━━━━━ MATERIAL FOR THIS EXERCISE ━━━━━

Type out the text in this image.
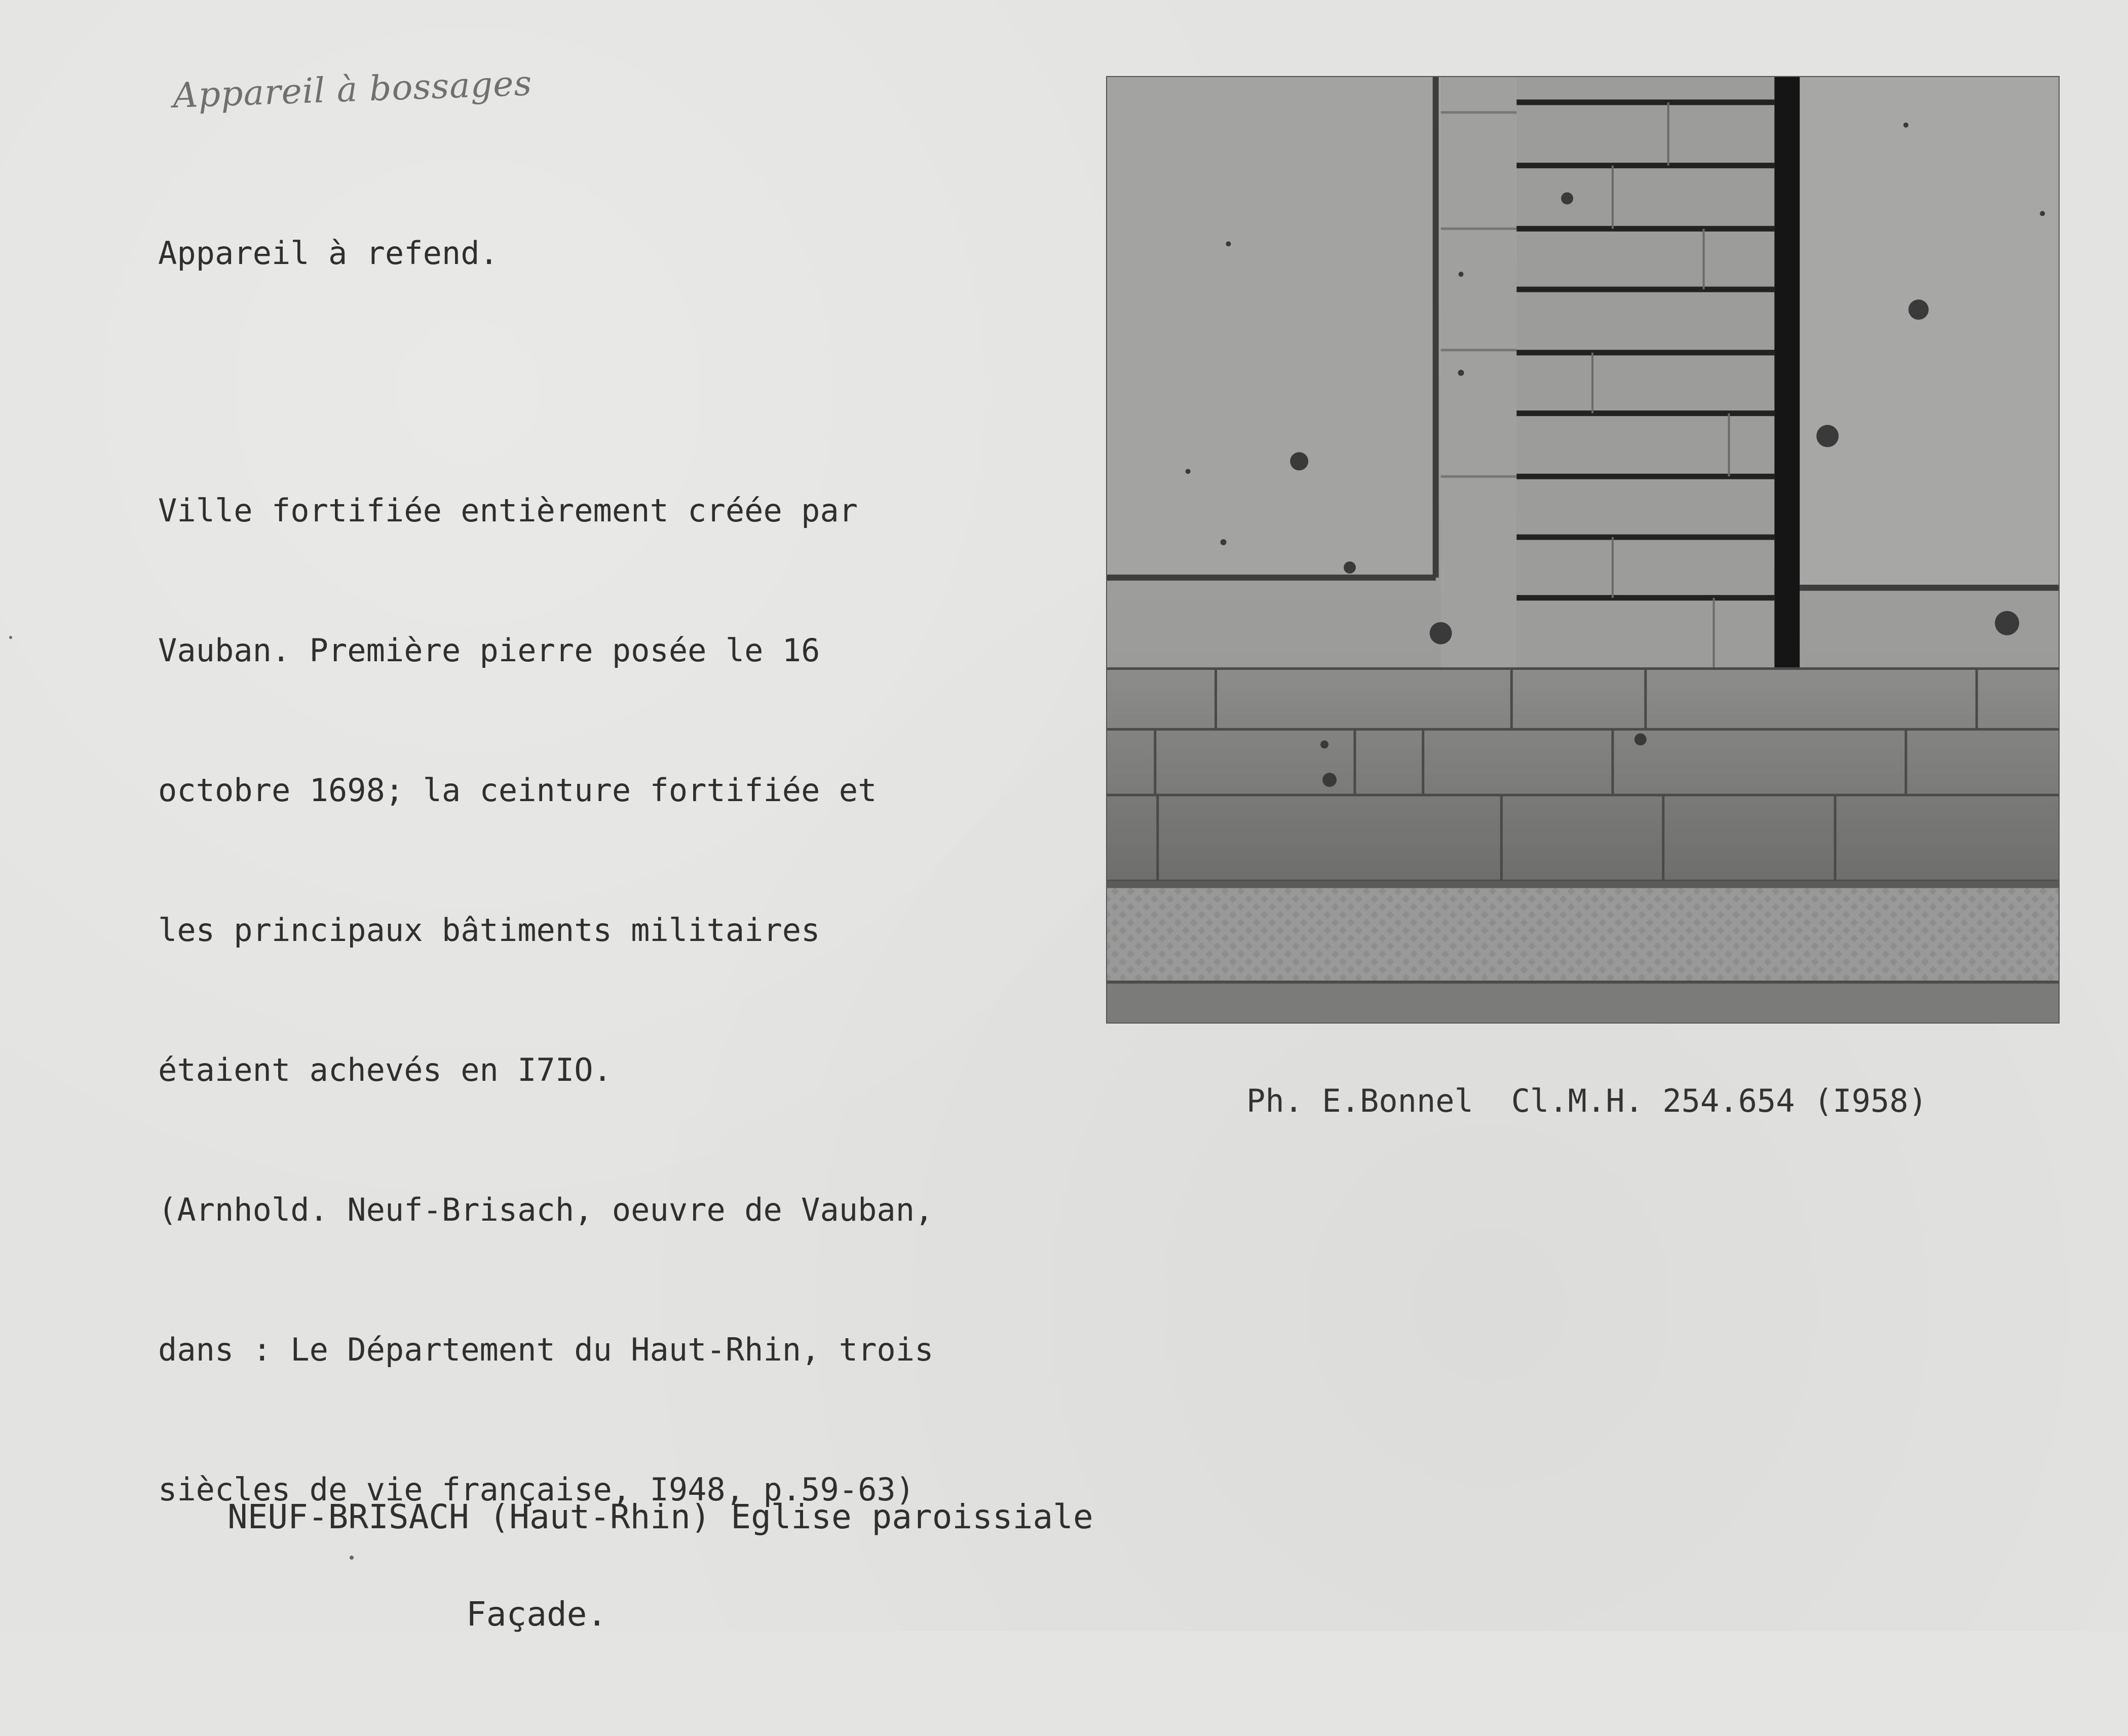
Appareil à bossages

Appareil à refend.

Ville fortifiée entièrement créée par

Vauban. Première pierre posée le 16

octobre 1698; la ceinture fortifiée et

les principaux bâtiments militaires

étaient achevés en I7IO.

(Arnhold. Neuf-Brisach, oeuvre de Vauban,

dans : Le Département du Haut-Rhin, trois

siècles de vie française, I948, p.59-63)

Ph. E.Bonnel  Cl.M.H. 254.654 (I958)

NEUF-BRISACH (Haut-Rhin) Eglise paroissiale

Façade.
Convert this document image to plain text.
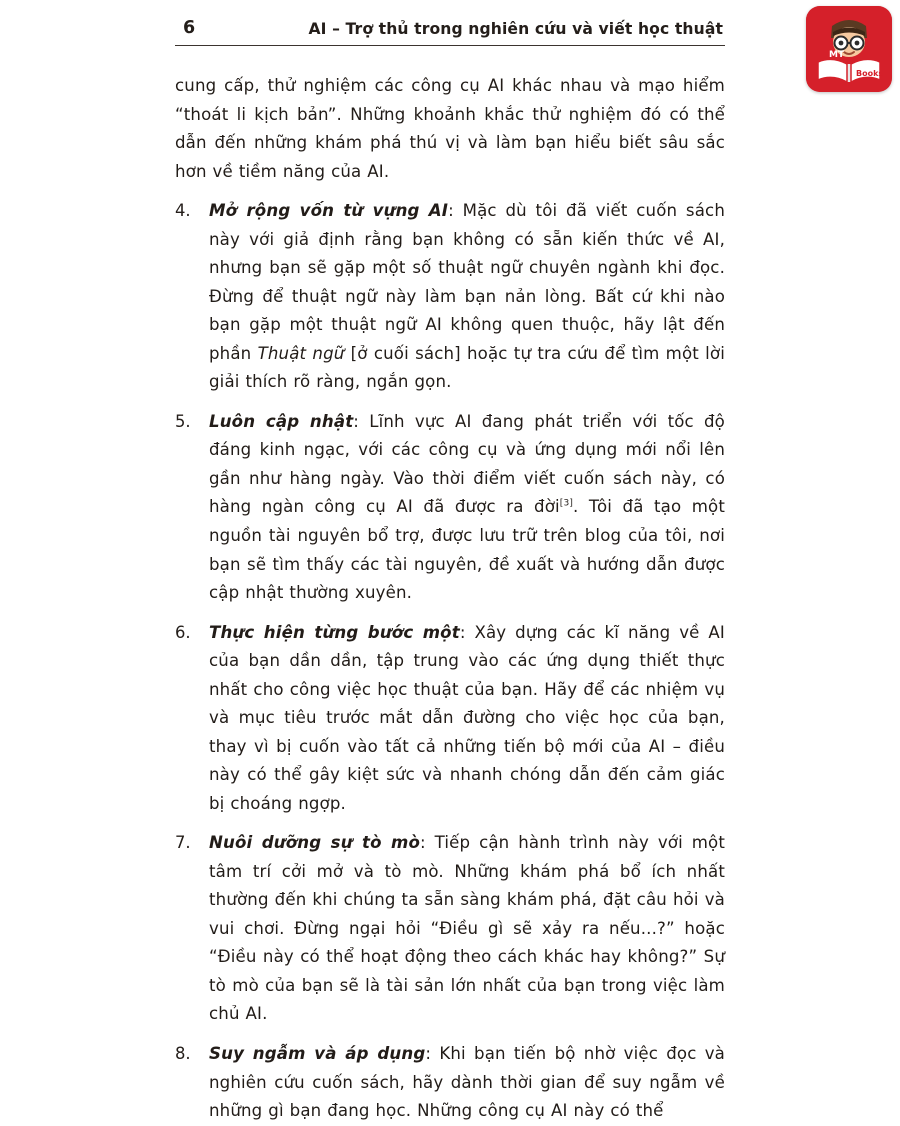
6	AI – Trợ thủ trong nghiên cứu và viết học thuật

cung cấp, thử nghiệm các công cụ AI khác nhau và mạo hiểm “thoát li kịch bản”. Những khoảnh khắc thử nghiệm đó có thể dẫn đến những khám phá thú vị và làm bạn hiểu biết sâu sắc hơn về tiềm năng của AI.

4.	Mở rộng vốn từ vựng AI: Mặc dù tôi đã viết cuốn sách này với giả định rằng bạn không có sẵn kiến thức về AI, nhưng bạn sẽ gặp một số thuật ngữ chuyên ngành khi đọc. Đừng để thuật ngữ này làm bạn nản lòng. Bất cứ khi nào bạn gặp một thuật ngữ AI không quen thuộc, hãy lật đến phần Thuật ngữ [ở cuối sách] hoặc tự tra cứu để tìm một lời giải thích rõ ràng, ngắn gọn.
5.	Luôn cập nhật: Lĩnh vực AI đang phát triển với tốc độ đáng kinh ngạc, với các công cụ và ứng dụng mới nổi lên gần như hàng ngày. Vào thời điểm viết cuốn sách này, có hàng ngàn công cụ AI đã được ra đời[3]. Tôi đã tạo một nguồn tài nguyên bổ trợ, được lưu trữ trên blog của tôi, nơi bạn sẽ tìm thấy các tài nguyên, đề xuất và hướng dẫn được cập nhật thường xuyên.
6.	Thực hiện từng bước một: Xây dựng các kĩ năng về AI của bạn dần dần, tập trung vào các ứng dụng thiết thực nhất cho công việc học thuật của bạn. Hãy để các nhiệm vụ và mục tiêu trước mắt dẫn đường cho việc học của bạn, thay vì bị cuốn vào tất cả những tiến bộ mới của AI – điều này có thể gây kiệt sức và nhanh chóng dẫn đến cảm giác bị choáng ngợp.
7.	Nuôi dưỡng sự tò mò: Tiếp cận hành trình này với một tâm trí cởi mở và tò mò. Những khám phá bổ ích nhất thường đến khi chúng ta sẵn sàng khám phá, đặt câu hỏi và vui chơi. Đừng ngại hỏi “Điều gì sẽ xảy ra nếu...?” hoặc “Điều này có thể hoạt động theo cách khác hay không?” Sự tò mò của bạn sẽ là tài sản lớn nhất của bạn trong việc làm chủ AI.
8.	Suy ngẫm và áp dụng: Khi bạn tiến bộ nhờ việc đọc và nghiên cứu cuốn sách, hãy dành thời gian để suy ngẫm về những gì bạn đang học. Những công cụ AI này có thể
MT
Books
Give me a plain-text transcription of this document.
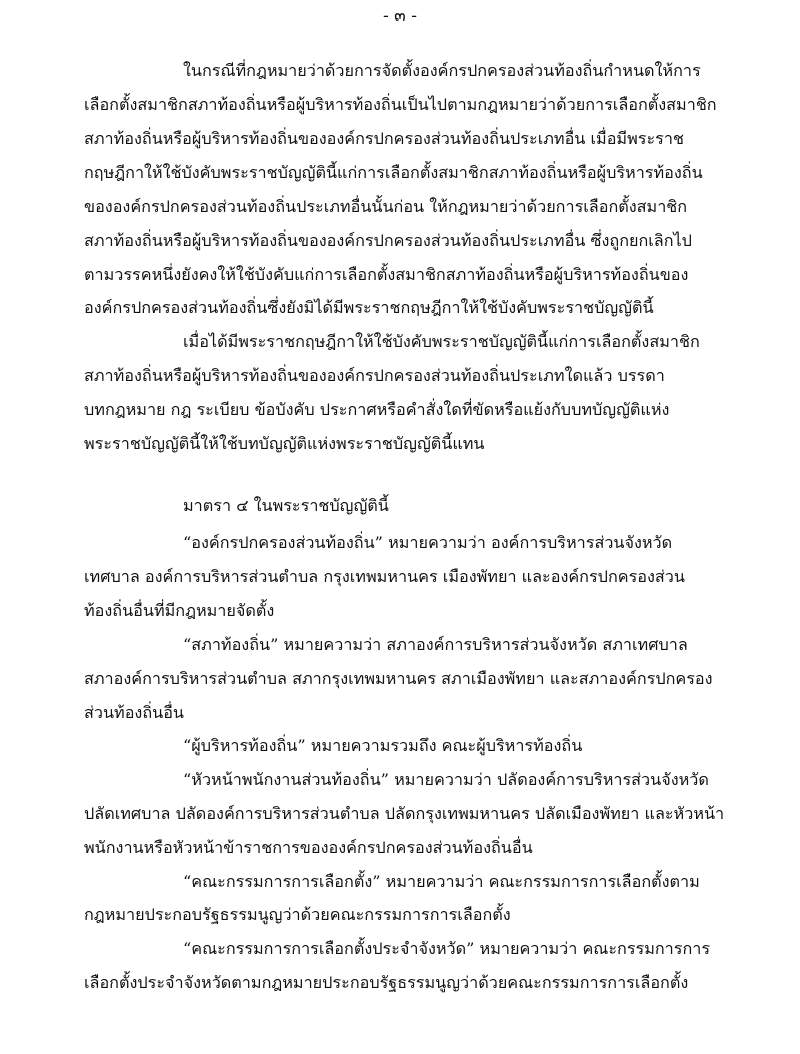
- ๓ -
ในกรณีที่กฎหมายว่าด้วยการจัดตั้งองค์กรปกครองส่วนท้องถิ่นกำหนดให้การ
เลือกตั้งสมาชิกสภาท้องถิ่นหรือผู้บริหารท้องถิ่นเป็นไปตามกฎหมายว่าด้วยการเลือกตั้งสมาชิก
สภาท้องถิ่นหรือผู้บริหารท้องถิ่นขององค์กรปกครองส่วนท้องถิ่นประเภทอื่น เมื่อมีพระราช
กฤษฎีกาให้ใช้บังคับพระราชบัญญัตินี้แก่การเลือกตั้งสมาชิกสภาท้องถิ่นหรือผู้บริหารท้องถิ่น
ขององค์กรปกครองส่วนท้องถิ่นประเภทอื่นนั้นก่อน ให้กฎหมายว่าด้วยการเลือกตั้งสมาชิก
สภาท้องถิ่นหรือผู้บริหารท้องถิ่นขององค์กรปกครองส่วนท้องถิ่นประเภทอื่น ซึ่งถูกยกเลิกไป
ตามวรรคหนึ่งยังคงให้ใช้บังคับแก่การเลือกตั้งสมาชิกสภาท้องถิ่นหรือผู้บริหารท้องถิ่นของ
องค์กรปกครองส่วนท้องถิ่นซึ่งยังมิได้มีพระราชกฤษฎีกาให้ใช้บังคับพระราชบัญญัตินี้
เมื่อได้มีพระราชกฤษฎีกาให้ใช้บังคับพระราชบัญญัตินี้แก่การเลือกตั้งสมาชิก
สภาท้องถิ่นหรือผู้บริหารท้องถิ่นขององค์กรปกครองส่วนท้องถิ่นประเภทใดแล้ว บรรดา
บทกฎหมาย กฎ ระเบียบ ข้อบังคับ ประกาศหรือคำสั่งใดที่ขัดหรือแย้งกับบทบัญญัติแห่ง
พระราชบัญญัตินี้ให้ใช้บทบัญญัติแห่งพระราชบัญญัตินี้แทน
มาตรา ๔ ในพระราชบัญญัตินี้
“องค์กรปกครองส่วนท้องถิ่น” หมายความว่า องค์การบริหารส่วนจังหวัด
เทศบาล องค์การบริหารส่วนตำบล กรุงเทพมหานคร เมืองพัทยา และองค์กรปกครองส่วน
ท้องถิ่นอื่นที่มีกฎหมายจัดตั้ง
“สภาท้องถิ่น” หมายความว่า สภาองค์การบริหารส่วนจังหวัด สภาเทศบาล
สภาองค์การบริหารส่วนตำบล สภากรุงเทพมหานคร สภาเมืองพัทยา และสภาองค์กรปกครอง
ส่วนท้องถิ่นอื่น
“ผู้บริหารท้องถิ่น” หมายความรวมถึง คณะผู้บริหารท้องถิ่น
“หัวหน้าพนักงานส่วนท้องถิ่น” หมายความว่า ปลัดองค์การบริหารส่วนจังหวัด
ปลัดเทศบาล ปลัดองค์การบริหารส่วนตำบล ปลัดกรุงเทพมหานคร ปลัดเมืองพัทยา และหัวหน้า
พนักงานหรือหัวหน้าข้าราชการขององค์กรปกครองส่วนท้องถิ่นอื่น
“คณะกรรมการการเลือกตั้ง” หมายความว่า คณะกรรมการการเลือกตั้งตาม
กฎหมายประกอบรัฐธรรมนูญว่าด้วยคณะกรรมการการเลือกตั้ง
“คณะกรรมการการเลือกตั้งประจำจังหวัด” หมายความว่า คณะกรรมการการ
เลือกตั้งประจำจังหวัดตามกฎหมายประกอบรัฐธรรมนูญว่าด้วยคณะกรรมการการเลือกตั้ง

━━━━━

# WHAT IS EXPECTED:
Collect each line above holding the string "Appareil".

# FINISHED TASK:
Appareil à bossages
Appareil à refend.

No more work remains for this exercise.